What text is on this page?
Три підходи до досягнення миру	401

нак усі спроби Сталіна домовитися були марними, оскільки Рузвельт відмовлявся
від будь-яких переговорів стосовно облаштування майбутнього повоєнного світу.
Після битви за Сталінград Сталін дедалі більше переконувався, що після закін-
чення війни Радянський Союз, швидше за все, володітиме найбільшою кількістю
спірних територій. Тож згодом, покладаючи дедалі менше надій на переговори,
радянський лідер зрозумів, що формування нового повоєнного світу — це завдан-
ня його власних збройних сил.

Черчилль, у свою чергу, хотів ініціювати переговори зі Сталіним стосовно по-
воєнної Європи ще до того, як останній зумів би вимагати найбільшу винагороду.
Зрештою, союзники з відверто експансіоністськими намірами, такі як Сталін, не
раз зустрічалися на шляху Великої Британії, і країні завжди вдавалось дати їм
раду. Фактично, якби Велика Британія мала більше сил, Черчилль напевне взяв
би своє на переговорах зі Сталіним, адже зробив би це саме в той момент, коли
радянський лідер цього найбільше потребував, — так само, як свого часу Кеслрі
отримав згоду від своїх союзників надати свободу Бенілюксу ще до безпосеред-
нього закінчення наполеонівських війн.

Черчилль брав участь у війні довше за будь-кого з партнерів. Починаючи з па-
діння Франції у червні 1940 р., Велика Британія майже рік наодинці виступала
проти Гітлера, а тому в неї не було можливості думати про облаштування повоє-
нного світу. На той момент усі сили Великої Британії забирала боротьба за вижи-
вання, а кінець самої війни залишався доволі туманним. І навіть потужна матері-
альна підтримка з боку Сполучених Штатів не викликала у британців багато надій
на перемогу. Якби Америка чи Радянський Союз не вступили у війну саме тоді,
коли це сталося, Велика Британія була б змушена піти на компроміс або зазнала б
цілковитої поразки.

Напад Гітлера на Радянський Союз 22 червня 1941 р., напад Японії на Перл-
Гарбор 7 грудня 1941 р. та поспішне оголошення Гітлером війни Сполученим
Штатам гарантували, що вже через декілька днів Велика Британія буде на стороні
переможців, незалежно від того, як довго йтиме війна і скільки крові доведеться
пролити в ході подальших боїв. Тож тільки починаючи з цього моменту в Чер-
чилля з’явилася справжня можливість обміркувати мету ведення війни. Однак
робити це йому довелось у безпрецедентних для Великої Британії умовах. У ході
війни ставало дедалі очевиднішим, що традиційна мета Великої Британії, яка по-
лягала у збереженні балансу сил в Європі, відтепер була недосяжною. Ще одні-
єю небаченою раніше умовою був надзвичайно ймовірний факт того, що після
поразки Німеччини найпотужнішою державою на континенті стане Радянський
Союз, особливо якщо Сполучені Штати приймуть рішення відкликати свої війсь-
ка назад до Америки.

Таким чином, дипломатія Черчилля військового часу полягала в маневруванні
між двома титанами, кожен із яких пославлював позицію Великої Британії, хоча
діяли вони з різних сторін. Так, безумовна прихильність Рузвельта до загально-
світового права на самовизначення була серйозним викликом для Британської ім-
- - - - -
_Prompt_
What is needed here is an exact reproduction of all the entries.

_Reply to the exercise_
What text is on this page?
Три підходи до досягнення миру	401

нак усі спроби Сталіна домовитися були марними, оскільки Рузвельт відмовлявся
від будь-яких переговорів стосовно облаштування майбутнього повоєнного світу.
Після битви за Сталінград Сталін дедалі більше переконувався, що після закін-
чення війни Радянський Союз, швидше за все, володітиме найбільшою кількістю
спірних територій. Тож згодом, покладаючи дедалі менше надій на переговори,
радянський лідер зрозумів, що формування нового повоєнного світу — це завдан-
ня його власних збройних сил.

Черчилль, у свою чергу, хотів ініціювати переговори зі Сталіним стосовно по-
воєнної Європи ще до того, як останній зумів би вимагати найбільшу винагороду.
Зрештою, союзники з відверто експансіоністськими намірами, такі як Сталін, не
раз зустрічалися на шляху Великої Британії, і країні завжди вдавалось дати їм
раду. Фактично, якби Велика Британія мала більше сил, Черчилль напевне взяв
би своє на переговорах зі Сталіним, адже зробив би це саме в той момент, коли
радянський лідер цього найбільше потребував, — так само, як свого часу Кеслрі
отримав згоду від своїх союзників надати свободу Бенілюксу ще до безпосеред-
нього закінчення наполеонівських війн.

Черчилль брав участь у війні довше за будь-кого з партнерів. Починаючи з па-
діння Франції у червні 1940 р., Велика Британія майже рік наодинці виступала
проти Гітлера, а тому в неї не було можливості думати про облаштування повоє-
нного світу. На той момент усі сили Великої Британії забирала боротьба за вижи-
вання, а кінець самої війни залишався доволі туманним. І навіть потужна матері-
альна підтримка з боку Сполучених Штатів не викликала у британців багато надій
на перемогу. Якби Америка чи Радянський Союз не вступили у війну саме тоді,
коли це сталося, Велика Британія була б змушена піти на компроміс або зазнала б
цілковитої поразки.

Напад Гітлера на Радянський Союз 22 червня 1941 р., напад Японії на Перл-
Гарбор 7 грудня 1941 р. та поспішне оголошення Гітлером війни Сполученим
Штатам гарантували, що вже через декілька днів Велика Британія буде на стороні
переможців, незалежно від того, як довго йтиме війна і скільки крові доведеться
пролити в ході подальших боїв. Тож тільки починаючи з цього моменту в Чер-
чилля з’явилася справжня можливість обміркувати мету ведення війни. Однак
робити це йому довелось у безпрецедентних для Великої Британії умовах. У ході
війни ставало дедалі очевиднішим, що традиційна мета Великої Британії, яка по-
лягала у збереженні балансу сил в Європі, відтепер була недосяжною. Ще одні-
єю небаченою раніше умовою був надзвичайно ймовірний факт того, що після
поразки Німеччини найпотужнішою державою на континенті стане Радянський
Союз, особливо якщо Сполучені Штати приймуть рішення відкликати свої війсь-
ка назад до Америки.

Таким чином, дипломатія Черчилля військового часу полягала в маневруванні
між двома титанами, кожен із яких пославлював позицію Великої Британії, хоча
діяли вони з різних сторін. Так, безумовна прихильність Рузвельта до загально-
світового права на самовизначення була серйозним викликом для Британської ім-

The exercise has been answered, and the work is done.